**Given problem**
Each line that holds the word "Vabs" should be returned.

>> start Input rows

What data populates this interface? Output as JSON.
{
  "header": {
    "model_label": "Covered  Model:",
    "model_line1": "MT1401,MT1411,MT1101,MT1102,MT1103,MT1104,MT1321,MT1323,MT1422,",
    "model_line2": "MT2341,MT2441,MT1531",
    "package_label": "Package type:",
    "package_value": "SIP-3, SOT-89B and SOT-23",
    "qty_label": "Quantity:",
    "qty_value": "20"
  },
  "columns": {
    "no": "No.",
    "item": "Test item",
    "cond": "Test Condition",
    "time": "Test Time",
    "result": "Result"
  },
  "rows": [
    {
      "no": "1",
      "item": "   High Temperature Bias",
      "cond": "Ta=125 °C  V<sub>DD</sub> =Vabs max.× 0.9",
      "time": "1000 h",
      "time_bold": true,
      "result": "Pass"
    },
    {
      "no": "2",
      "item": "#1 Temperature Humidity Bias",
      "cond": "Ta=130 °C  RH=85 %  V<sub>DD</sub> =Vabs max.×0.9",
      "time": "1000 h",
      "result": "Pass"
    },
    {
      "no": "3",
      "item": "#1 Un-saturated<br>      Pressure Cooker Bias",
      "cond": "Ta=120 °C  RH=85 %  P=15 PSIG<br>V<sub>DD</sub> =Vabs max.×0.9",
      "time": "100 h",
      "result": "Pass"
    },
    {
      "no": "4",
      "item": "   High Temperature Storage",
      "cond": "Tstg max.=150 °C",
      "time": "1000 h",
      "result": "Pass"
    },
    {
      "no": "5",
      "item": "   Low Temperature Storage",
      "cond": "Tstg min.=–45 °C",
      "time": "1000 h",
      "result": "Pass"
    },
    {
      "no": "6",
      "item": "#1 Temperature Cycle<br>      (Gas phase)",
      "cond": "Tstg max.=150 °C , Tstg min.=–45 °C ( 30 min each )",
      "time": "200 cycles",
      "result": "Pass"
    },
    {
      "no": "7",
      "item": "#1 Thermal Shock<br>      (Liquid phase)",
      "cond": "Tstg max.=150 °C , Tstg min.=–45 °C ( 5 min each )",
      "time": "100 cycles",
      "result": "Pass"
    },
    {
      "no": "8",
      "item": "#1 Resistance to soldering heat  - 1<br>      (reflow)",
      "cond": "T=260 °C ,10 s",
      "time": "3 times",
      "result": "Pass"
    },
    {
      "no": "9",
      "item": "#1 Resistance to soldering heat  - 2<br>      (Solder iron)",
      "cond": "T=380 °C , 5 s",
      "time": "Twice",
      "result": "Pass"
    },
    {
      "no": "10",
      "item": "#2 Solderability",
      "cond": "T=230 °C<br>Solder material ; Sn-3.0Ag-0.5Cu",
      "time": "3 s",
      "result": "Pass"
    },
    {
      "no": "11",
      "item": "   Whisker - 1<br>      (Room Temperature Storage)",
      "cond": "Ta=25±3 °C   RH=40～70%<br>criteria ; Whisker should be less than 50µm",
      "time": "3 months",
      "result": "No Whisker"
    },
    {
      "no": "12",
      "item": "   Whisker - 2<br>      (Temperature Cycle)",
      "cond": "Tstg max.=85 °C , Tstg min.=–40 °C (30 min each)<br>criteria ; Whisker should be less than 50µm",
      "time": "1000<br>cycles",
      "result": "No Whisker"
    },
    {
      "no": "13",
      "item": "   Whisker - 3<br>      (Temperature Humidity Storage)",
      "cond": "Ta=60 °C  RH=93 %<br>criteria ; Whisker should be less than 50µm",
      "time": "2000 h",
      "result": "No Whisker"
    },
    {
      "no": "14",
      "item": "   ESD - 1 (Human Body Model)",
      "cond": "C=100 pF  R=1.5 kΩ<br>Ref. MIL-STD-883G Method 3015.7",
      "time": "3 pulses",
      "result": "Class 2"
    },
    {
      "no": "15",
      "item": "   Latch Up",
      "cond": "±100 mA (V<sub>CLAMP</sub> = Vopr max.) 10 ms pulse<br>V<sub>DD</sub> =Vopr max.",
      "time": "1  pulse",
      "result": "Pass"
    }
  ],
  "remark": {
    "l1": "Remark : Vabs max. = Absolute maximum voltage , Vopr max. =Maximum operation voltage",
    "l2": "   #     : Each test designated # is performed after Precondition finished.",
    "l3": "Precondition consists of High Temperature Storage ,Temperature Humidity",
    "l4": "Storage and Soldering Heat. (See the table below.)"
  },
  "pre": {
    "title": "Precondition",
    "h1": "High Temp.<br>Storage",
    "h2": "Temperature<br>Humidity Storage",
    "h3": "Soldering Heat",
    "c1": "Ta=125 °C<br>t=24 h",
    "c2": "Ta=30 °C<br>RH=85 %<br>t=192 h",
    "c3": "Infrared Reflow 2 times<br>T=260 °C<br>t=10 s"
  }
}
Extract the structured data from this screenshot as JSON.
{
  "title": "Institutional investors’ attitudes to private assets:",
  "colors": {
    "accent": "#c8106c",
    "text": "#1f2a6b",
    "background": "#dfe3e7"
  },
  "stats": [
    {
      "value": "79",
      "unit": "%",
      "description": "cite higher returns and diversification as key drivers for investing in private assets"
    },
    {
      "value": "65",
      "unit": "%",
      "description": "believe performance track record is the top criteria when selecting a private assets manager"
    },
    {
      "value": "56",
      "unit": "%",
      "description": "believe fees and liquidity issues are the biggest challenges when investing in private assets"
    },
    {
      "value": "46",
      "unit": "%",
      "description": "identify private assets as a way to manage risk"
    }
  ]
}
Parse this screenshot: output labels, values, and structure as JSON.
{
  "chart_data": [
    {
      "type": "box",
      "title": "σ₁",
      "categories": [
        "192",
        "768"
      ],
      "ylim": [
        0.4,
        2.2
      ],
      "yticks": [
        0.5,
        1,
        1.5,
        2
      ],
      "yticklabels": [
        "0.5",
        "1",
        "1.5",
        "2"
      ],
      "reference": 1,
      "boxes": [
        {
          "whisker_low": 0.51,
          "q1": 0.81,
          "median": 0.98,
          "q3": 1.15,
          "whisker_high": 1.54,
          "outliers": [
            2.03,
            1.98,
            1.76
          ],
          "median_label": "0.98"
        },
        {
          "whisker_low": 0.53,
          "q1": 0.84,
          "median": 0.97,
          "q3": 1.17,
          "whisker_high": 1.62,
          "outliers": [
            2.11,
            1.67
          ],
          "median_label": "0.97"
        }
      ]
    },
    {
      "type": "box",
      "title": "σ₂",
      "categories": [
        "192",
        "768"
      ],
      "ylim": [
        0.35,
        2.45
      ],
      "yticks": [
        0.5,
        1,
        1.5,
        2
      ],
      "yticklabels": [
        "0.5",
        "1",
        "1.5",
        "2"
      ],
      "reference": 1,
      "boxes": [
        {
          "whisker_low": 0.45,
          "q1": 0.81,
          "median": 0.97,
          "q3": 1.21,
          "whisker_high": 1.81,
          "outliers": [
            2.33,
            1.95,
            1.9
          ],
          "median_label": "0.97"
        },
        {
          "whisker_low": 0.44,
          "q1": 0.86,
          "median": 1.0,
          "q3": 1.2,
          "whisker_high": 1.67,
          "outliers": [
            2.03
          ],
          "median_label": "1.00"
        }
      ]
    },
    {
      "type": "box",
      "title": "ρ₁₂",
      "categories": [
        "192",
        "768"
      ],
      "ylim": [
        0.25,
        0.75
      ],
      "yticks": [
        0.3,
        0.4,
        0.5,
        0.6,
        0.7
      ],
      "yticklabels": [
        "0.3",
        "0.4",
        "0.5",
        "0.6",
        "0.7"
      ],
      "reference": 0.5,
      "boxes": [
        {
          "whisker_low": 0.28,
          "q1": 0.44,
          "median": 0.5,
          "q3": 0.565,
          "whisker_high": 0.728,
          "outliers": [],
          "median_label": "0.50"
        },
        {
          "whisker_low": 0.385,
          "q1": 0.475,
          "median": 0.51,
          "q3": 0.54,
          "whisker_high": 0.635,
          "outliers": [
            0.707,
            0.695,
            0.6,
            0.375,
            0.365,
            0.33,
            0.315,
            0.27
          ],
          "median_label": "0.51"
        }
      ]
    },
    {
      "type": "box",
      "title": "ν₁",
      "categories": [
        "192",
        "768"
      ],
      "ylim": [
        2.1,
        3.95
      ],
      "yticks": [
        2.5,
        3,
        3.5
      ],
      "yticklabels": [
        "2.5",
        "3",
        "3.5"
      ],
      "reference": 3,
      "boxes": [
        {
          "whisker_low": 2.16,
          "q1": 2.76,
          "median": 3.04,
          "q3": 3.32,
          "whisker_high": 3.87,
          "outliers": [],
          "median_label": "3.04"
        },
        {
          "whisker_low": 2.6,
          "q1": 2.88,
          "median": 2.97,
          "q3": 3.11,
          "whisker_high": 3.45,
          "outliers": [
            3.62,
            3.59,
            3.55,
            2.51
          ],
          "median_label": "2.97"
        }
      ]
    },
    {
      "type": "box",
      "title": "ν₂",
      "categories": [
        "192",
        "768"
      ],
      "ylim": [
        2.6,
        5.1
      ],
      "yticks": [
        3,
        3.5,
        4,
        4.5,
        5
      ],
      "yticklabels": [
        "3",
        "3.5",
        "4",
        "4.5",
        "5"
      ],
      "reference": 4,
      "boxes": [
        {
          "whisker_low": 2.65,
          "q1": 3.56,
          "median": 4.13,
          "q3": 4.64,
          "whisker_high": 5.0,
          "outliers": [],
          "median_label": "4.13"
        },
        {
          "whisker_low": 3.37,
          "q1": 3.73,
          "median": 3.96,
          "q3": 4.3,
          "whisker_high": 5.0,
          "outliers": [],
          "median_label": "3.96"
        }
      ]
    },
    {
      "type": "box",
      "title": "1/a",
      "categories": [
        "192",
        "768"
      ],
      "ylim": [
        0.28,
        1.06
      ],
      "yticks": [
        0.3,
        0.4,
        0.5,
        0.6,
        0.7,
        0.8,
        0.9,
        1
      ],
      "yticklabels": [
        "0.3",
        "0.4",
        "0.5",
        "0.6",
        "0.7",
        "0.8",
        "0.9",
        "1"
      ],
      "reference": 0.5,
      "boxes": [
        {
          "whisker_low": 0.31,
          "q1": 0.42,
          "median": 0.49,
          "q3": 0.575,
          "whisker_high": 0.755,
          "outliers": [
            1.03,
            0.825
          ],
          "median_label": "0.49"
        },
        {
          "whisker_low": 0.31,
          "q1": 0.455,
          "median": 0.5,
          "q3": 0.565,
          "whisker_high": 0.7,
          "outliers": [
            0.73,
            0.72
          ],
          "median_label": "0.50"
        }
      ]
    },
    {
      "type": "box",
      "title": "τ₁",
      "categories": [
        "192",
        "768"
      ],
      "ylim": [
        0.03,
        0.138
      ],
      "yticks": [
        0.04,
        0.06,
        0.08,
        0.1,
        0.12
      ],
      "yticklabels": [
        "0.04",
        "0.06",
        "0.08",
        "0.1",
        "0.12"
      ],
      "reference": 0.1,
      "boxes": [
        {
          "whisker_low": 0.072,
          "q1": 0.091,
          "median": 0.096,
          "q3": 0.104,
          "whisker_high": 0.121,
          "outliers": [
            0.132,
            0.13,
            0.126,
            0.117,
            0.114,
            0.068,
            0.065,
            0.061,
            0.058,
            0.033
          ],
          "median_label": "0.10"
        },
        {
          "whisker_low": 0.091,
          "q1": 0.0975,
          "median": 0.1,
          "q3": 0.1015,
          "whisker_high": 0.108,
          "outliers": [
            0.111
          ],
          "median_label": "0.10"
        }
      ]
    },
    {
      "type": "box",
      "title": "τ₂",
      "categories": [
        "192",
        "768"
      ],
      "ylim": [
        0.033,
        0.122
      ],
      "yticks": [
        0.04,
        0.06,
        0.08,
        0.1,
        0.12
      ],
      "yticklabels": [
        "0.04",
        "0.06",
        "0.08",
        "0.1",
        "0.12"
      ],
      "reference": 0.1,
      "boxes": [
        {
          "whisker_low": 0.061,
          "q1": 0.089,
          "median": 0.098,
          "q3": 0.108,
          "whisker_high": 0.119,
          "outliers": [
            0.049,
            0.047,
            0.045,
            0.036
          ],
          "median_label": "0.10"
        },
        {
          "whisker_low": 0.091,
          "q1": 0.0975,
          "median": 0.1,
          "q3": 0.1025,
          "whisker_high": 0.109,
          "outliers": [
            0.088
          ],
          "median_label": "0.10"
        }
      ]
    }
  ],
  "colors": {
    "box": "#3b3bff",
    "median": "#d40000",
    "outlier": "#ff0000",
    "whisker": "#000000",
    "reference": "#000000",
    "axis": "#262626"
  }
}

>> end Input rows

**Solution for this task**
      "cond": "Ta=125 °C  V<sub>DD</sub> =Vabs max.× 0.9",
      "cond": "Ta=130 °C  RH=85 %  V<sub>DD</sub> =Vabs max.×0.9",
      "cond": "Ta=120 °C  RH=85 %  P=15 PSIG<br>V<sub>DD</sub> =Vabs max.×0.9",
    "l1": "Remark : Vabs max. = Absolute maximum voltage , Vopr max. =Maximum operation voltage",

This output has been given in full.